What you will do: Print every entry, word for word, and skip the images.

# start of Data lines

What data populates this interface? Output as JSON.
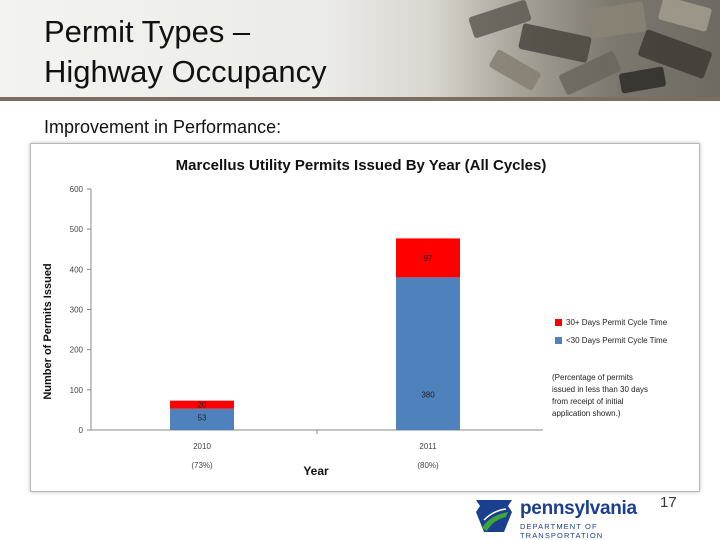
{
  "slide": {
    "title_line1": "Permit Types –",
    "title_line2": "Highway Occupancy",
    "subtitle": "Improvement in Performance:",
    "page_number": "17"
  },
  "logo": {
    "name": "pennsylvania",
    "department": "DEPARTMENT OF TRANSPORTATION",
    "icon": "keystone-logo-icon"
  },
  "colors": {
    "under30": "#4f81bd",
    "over30": "#ff0000",
    "logo_blue": "#1b3f8f",
    "logo_green": "#3fa535"
  },
  "chart_data": {
    "type": "bar",
    "stacked": true,
    "title": "Marcellus Utility Permits Issued By Year (All Cycles)",
    "xlabel": "Year",
    "ylabel": "Number of Permits Issued",
    "ylim": [
      0,
      600
    ],
    "yticks": [
      0,
      100,
      200,
      300,
      400,
      500,
      600
    ],
    "categories": [
      "2010",
      "2011"
    ],
    "category_notes": [
      "(73%)",
      "(80%)"
    ],
    "series": [
      {
        "name": "<30 Days Permit Cycle Time",
        "values": [
          53,
          380
        ],
        "labels": [
          "53",
          "380"
        ],
        "color": "#4f81bd"
      },
      {
        "name": "30+ Days Permit Cycle Time",
        "values": [
          20,
          97
        ],
        "labels": [
          "20",
          "97"
        ],
        "color": "#ff0000"
      }
    ],
    "legend_position": "right",
    "annotation": [
      "(Percentage of permits",
      "issued in less than 30 days",
      "from receipt of initial",
      "application shown.)"
    ],
    "grid": false
  }
}
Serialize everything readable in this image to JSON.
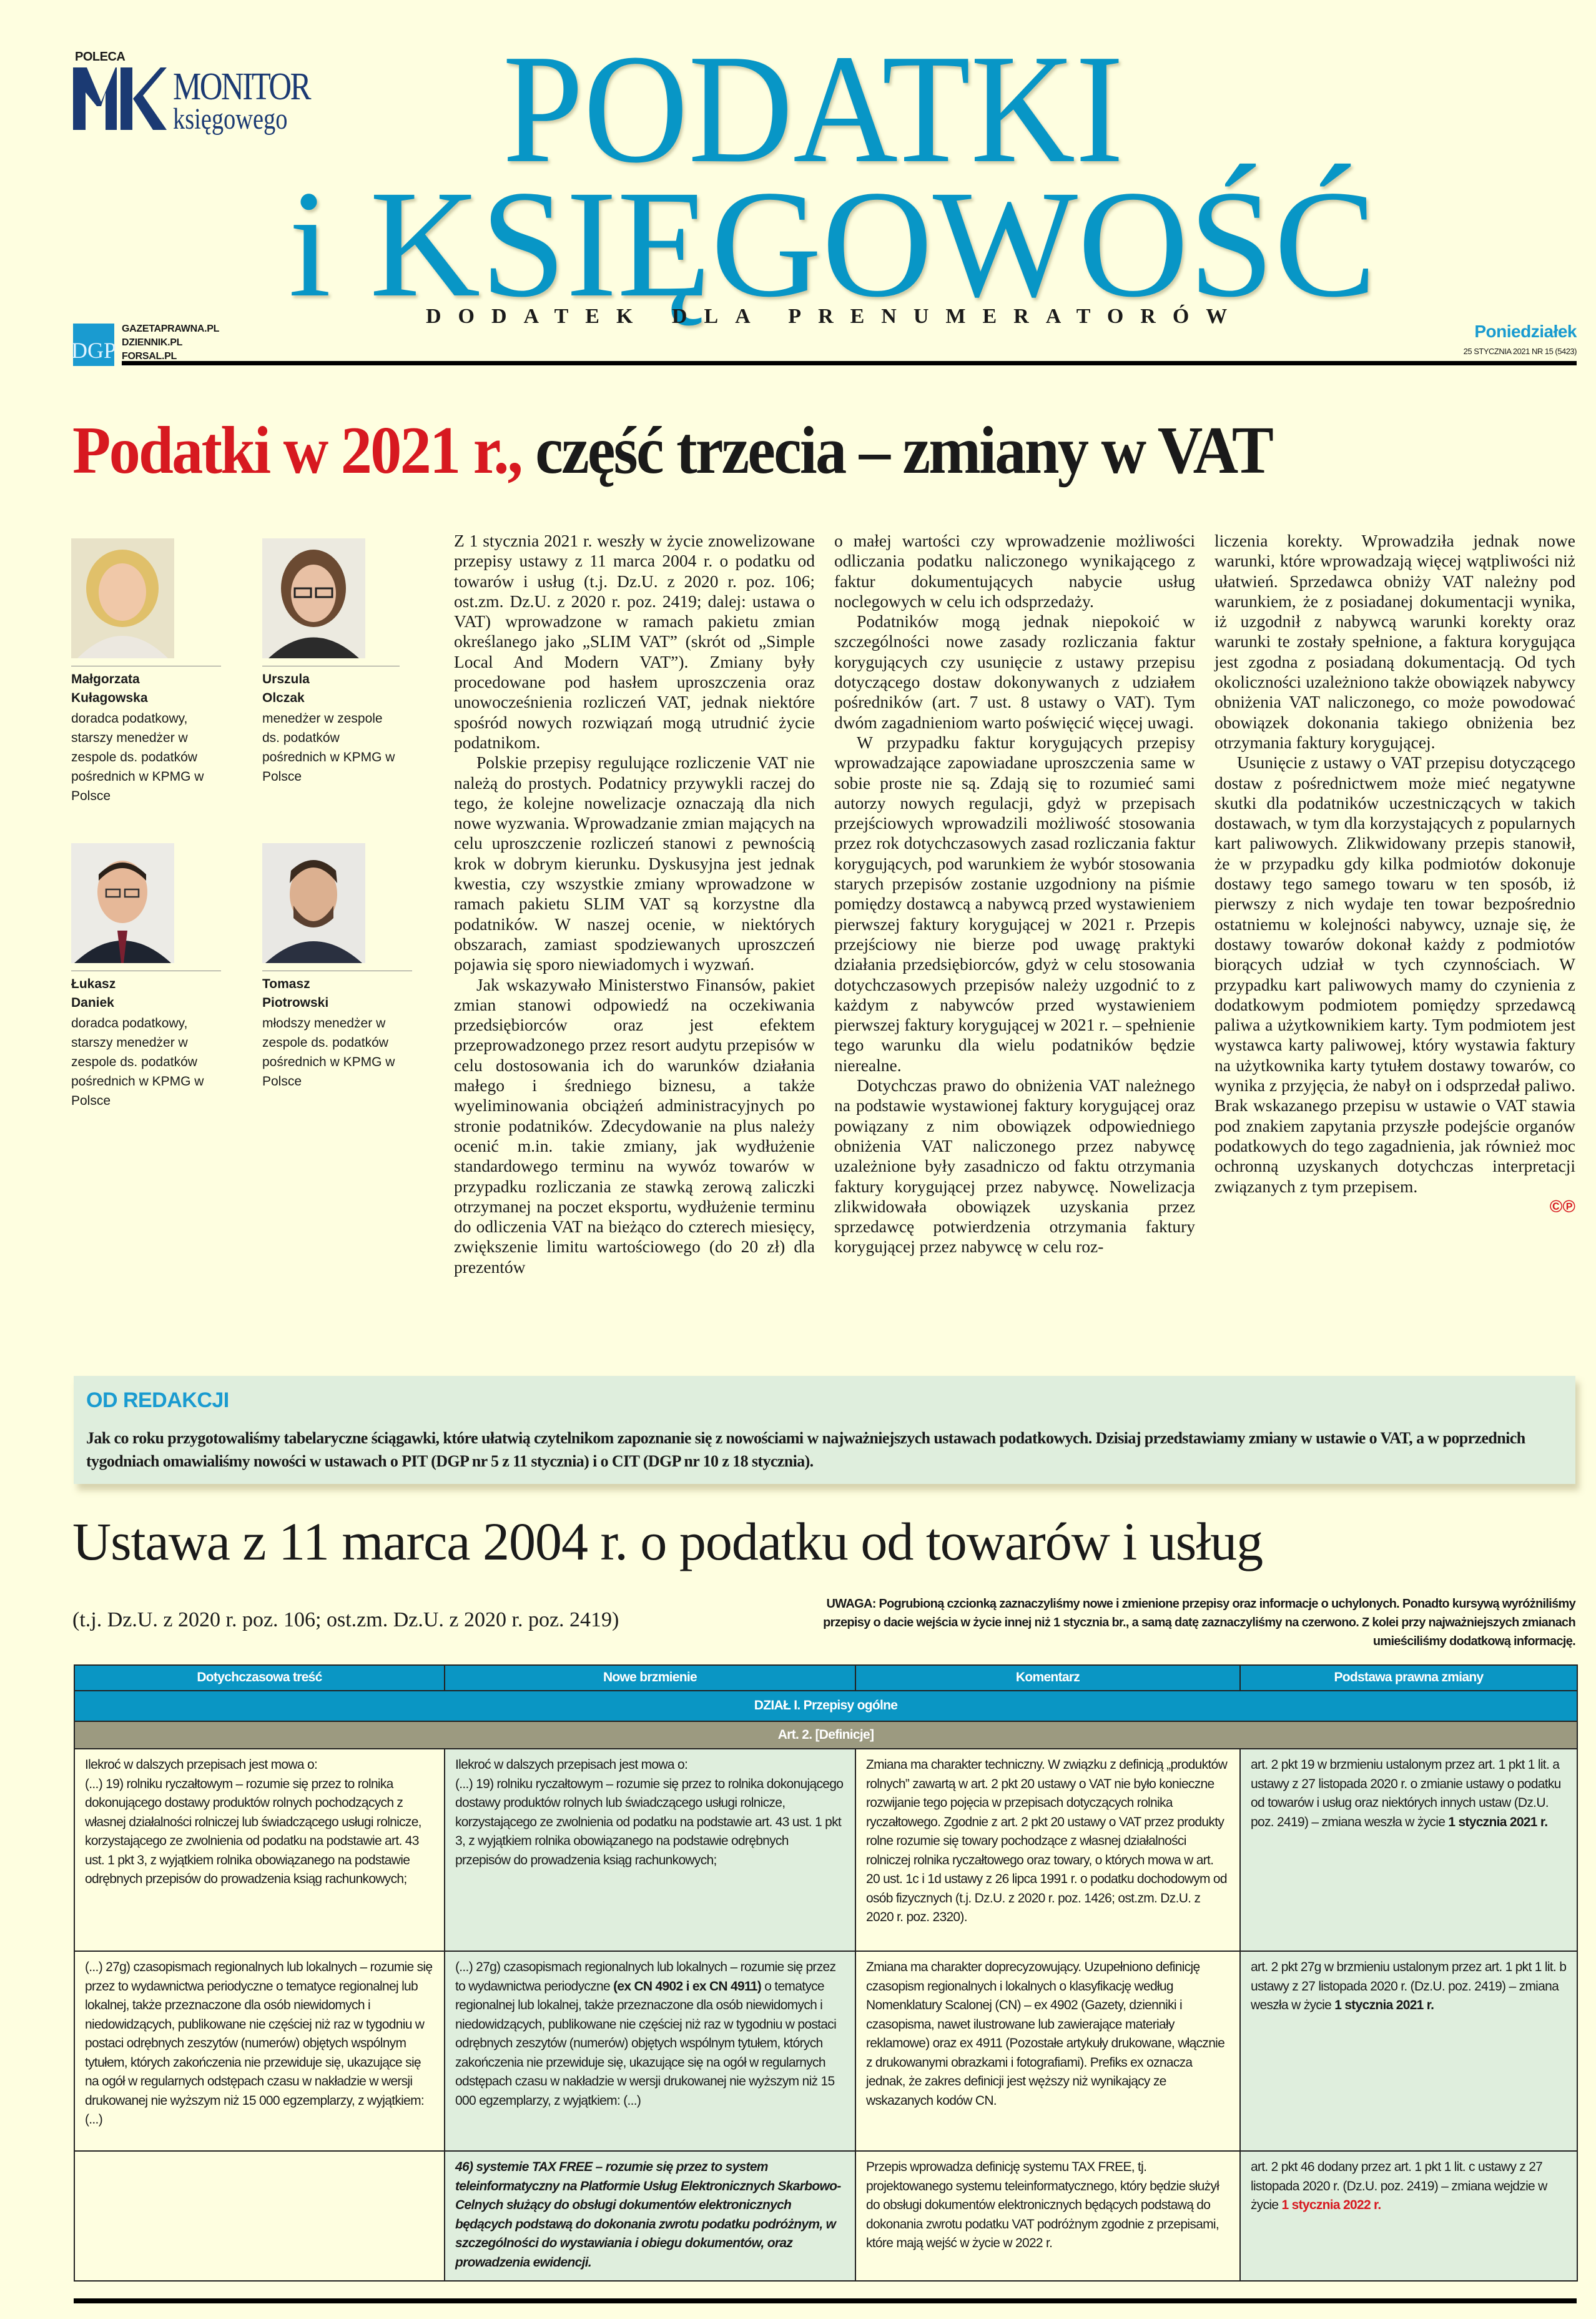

# end of Data lines

Problem solution:
What data populates this interface? Output as JSON.
{
  "slide": {
    "title_line1": "Permit Types –",
    "title_line2": "Highway Occupancy",
    "subtitle": "Improvement in Performance:",
    "page_number": "17"
  },
  "logo": {
    "name": "pennsylvania",
    "department": "DEPARTMENT OF TRANSPORTATION",
    "icon": "keystone-logo-icon"
  },
  "colors": {
    "under30": "#4f81bd",
    "over30": "#ff0000",
    "logo_blue": "#1b3f8f",
    "logo_green": "#3fa535"
  },
  "chart_data": {
    "type": "bar",
    "stacked": true,
    "title": "Marcellus Utility Permits Issued By Year (All Cycles)",
    "xlabel": "Year",
    "ylabel": "Number of Permits Issued",
    "ylim": [
      0,
      600
    ],
    "yticks": [
      0,
      100,
      200,
      300,
      400,
      500,
      600
    ],
    "categories": [
      "2010",
      "2011"
    ],
    "category_notes": [
      "(73%)",
      "(80%)"
    ],
    "series": [
      {
        "name": "<30 Days Permit Cycle Time",
        "values": [
          53,
          380
        ],
        "labels": [
          "53",
          "380"
        ],
        "color": "#4f81bd"
      },
      {
        "name": "30+ Days Permit Cycle Time",
        "values": [
          20,
          97
        ],
        "labels": [
          "20",
          "97"
        ],
        "color": "#ff0000"
      }
    ],
    "legend_position": "right",
    "annotation": [
      "(Percentage of permits",
      "issued in less than 30 days",
      "from receipt of initial",
      "application shown.)"
    ],
    "grid": false
  }
}
Serialize everything readable in this image to JSON.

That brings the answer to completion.